Supplied entries:
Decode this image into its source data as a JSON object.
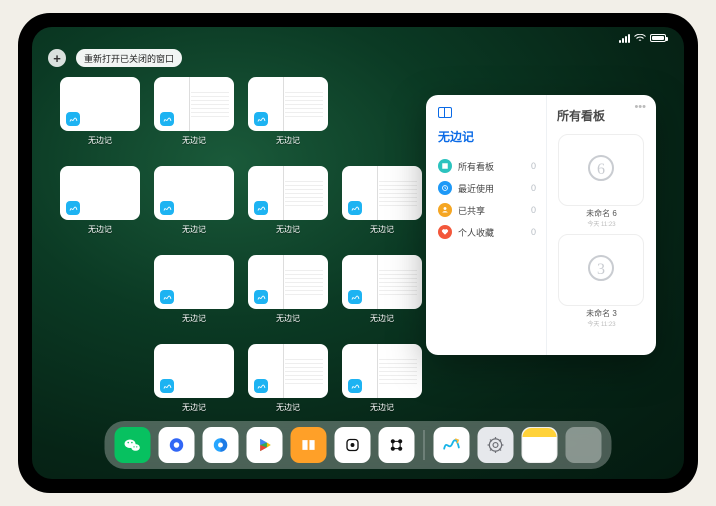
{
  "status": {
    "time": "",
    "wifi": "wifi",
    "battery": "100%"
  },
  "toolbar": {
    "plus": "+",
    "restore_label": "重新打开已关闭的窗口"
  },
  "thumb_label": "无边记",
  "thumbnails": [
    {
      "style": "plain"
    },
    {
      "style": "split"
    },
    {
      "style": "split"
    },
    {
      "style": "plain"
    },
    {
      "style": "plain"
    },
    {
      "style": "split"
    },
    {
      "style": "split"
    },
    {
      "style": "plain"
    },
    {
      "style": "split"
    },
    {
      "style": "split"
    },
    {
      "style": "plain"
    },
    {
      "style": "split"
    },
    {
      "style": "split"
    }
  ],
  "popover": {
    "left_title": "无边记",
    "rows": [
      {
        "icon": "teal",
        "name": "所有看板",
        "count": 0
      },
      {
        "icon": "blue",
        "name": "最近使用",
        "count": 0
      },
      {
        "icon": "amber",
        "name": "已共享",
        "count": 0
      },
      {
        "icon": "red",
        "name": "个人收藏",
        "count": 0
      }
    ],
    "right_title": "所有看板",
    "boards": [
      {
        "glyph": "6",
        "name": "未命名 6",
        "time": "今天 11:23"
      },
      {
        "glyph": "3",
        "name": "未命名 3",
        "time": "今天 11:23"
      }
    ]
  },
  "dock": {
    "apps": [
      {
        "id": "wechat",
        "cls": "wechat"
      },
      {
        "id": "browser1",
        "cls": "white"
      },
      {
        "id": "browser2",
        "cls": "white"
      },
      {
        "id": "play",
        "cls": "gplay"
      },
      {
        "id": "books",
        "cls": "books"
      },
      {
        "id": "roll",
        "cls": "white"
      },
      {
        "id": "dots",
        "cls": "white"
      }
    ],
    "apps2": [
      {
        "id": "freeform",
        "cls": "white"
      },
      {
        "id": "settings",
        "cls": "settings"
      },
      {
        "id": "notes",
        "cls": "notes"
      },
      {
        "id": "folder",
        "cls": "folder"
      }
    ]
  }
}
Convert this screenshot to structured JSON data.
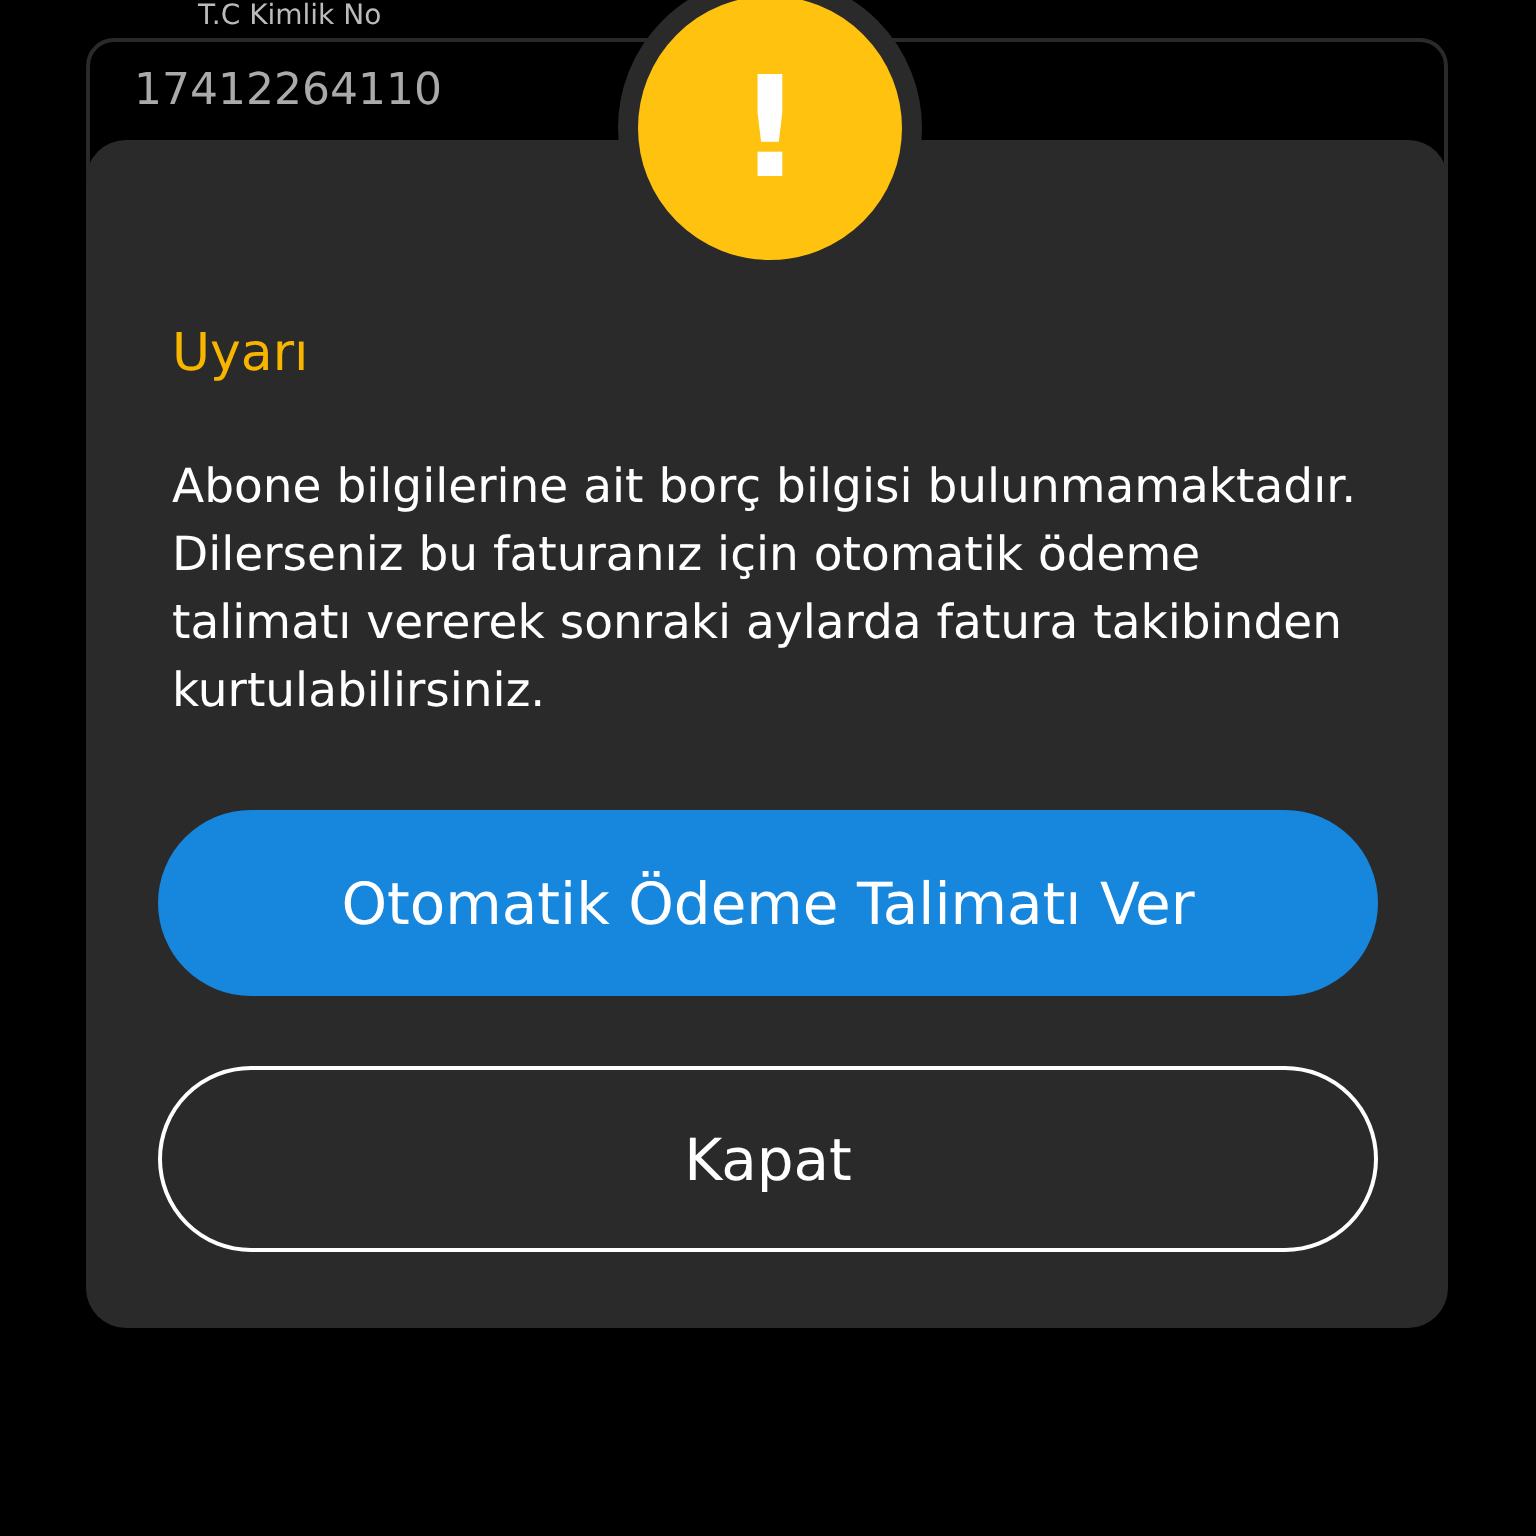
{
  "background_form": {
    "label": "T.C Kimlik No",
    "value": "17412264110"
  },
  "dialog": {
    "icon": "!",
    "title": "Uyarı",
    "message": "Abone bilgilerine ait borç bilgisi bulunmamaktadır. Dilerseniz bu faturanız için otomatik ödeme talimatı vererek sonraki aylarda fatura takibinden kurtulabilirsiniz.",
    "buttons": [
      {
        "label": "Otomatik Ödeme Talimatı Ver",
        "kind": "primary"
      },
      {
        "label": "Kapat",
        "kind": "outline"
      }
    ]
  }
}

Problem description: Report only the number of lines that hold the word "icon".

Problem solution: 5